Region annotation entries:
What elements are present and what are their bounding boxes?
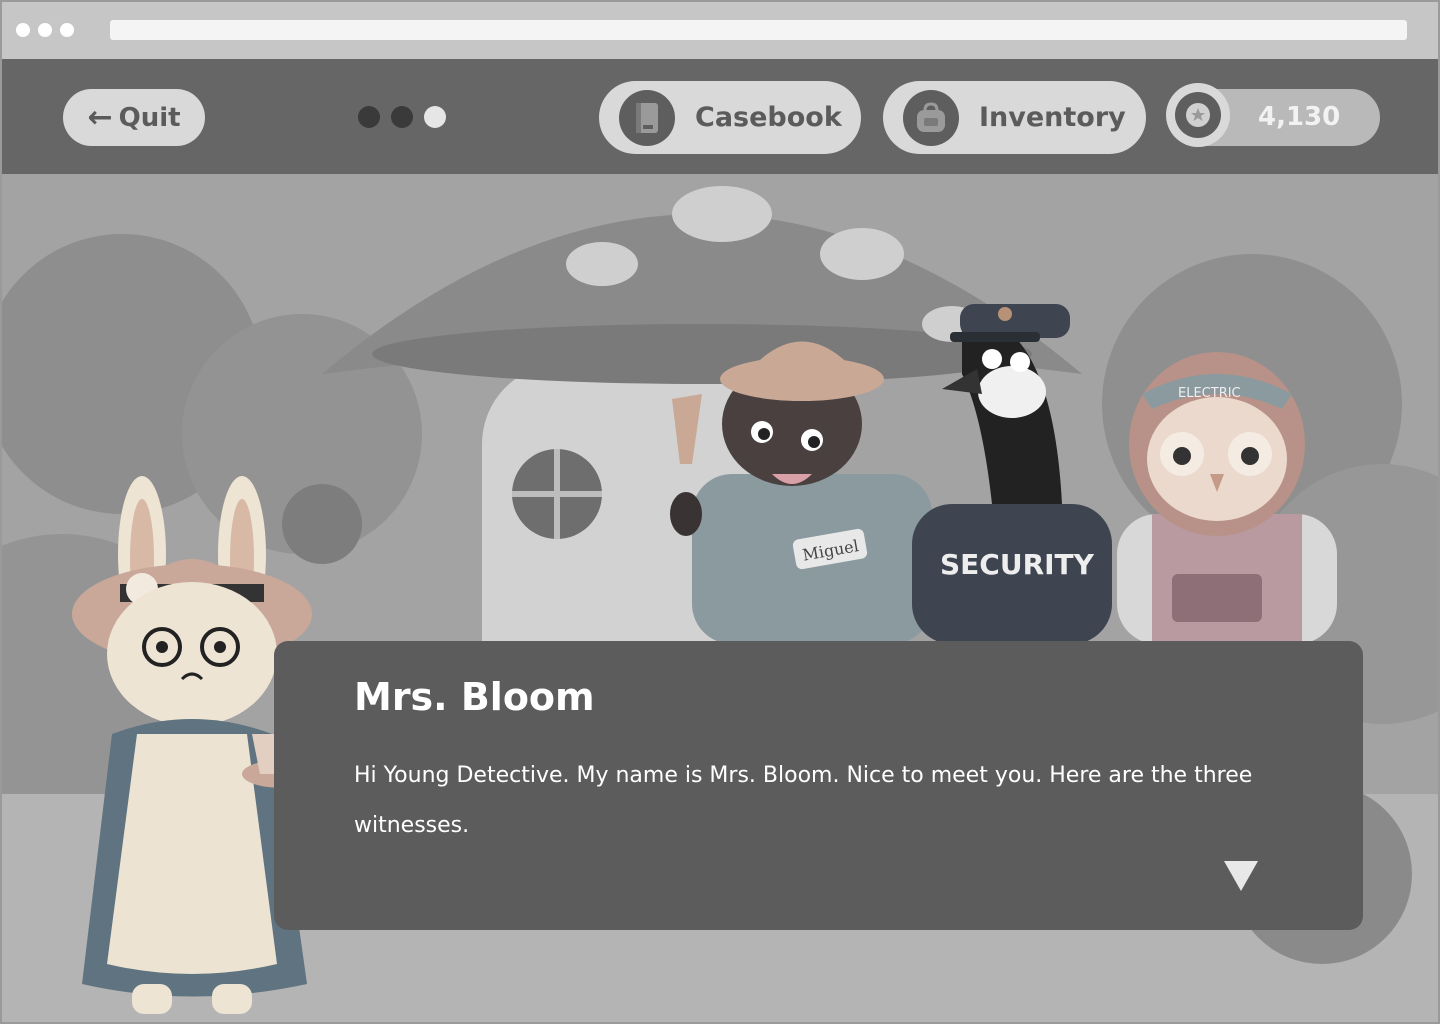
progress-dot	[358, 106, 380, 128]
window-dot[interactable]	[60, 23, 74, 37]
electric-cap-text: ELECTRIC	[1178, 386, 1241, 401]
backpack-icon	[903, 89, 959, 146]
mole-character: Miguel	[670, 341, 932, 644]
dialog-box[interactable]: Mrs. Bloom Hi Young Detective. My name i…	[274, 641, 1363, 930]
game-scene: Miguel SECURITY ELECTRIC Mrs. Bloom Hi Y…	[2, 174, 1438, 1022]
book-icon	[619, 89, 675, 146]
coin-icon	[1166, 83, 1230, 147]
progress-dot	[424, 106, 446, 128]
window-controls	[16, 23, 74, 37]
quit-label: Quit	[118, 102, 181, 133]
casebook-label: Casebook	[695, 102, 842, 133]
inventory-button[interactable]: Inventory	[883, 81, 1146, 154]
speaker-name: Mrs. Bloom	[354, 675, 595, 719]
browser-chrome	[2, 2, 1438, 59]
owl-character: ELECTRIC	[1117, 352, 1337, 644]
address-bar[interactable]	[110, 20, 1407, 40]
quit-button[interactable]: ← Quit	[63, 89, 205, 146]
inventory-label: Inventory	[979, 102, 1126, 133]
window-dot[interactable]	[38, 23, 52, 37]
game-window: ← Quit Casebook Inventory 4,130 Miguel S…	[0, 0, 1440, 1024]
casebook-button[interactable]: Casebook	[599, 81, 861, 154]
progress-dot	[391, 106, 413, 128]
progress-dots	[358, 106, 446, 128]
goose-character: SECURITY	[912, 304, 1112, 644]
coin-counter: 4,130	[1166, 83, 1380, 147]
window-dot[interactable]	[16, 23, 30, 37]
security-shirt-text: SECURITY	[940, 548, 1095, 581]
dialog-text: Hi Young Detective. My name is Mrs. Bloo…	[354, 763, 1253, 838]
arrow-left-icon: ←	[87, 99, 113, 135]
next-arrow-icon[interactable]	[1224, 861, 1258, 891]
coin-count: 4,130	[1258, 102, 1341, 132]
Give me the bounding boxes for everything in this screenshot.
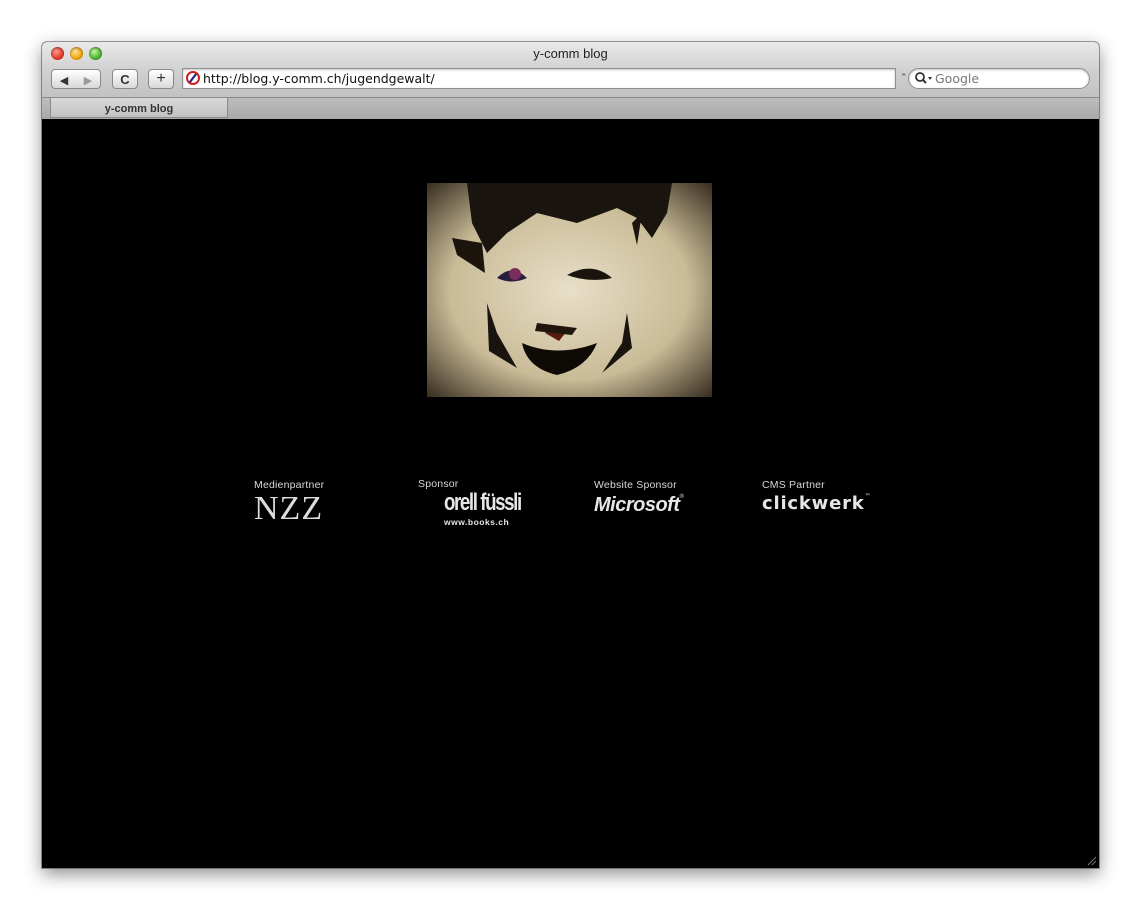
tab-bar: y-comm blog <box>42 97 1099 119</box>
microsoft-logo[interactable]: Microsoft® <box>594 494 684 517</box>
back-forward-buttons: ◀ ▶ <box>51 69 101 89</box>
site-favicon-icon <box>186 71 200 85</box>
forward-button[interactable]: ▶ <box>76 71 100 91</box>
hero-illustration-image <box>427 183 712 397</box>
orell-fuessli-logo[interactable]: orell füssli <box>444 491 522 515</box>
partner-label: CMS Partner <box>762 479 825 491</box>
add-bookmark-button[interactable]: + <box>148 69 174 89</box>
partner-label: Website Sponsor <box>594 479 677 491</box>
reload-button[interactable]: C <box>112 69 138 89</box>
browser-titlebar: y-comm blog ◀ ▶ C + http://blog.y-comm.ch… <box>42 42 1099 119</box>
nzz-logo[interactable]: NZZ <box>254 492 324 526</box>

REQUIREMENTS. Rewrite the lines starting at the one containing "tab-bar: y-comm blog" and ending at the one containing "orell-fuessli-logo[interactable]: orell füssli", replacing "illustration" with "banner" and leaving everything else unchanged.

OUTPUT FOR THIS TASK.
tab-bar: y-comm blog <box>42 97 1099 119</box>
microsoft-logo[interactable]: Microsoft® <box>594 494 684 517</box>
back-forward-buttons: ◀ ▶ <box>51 69 101 89</box>
site-favicon-icon <box>186 71 200 85</box>
forward-button[interactable]: ▶ <box>76 71 100 91</box>
hero-banner-image <box>427 183 712 397</box>
orell-fuessli-logo[interactable]: orell füssli <box>444 491 522 515</box>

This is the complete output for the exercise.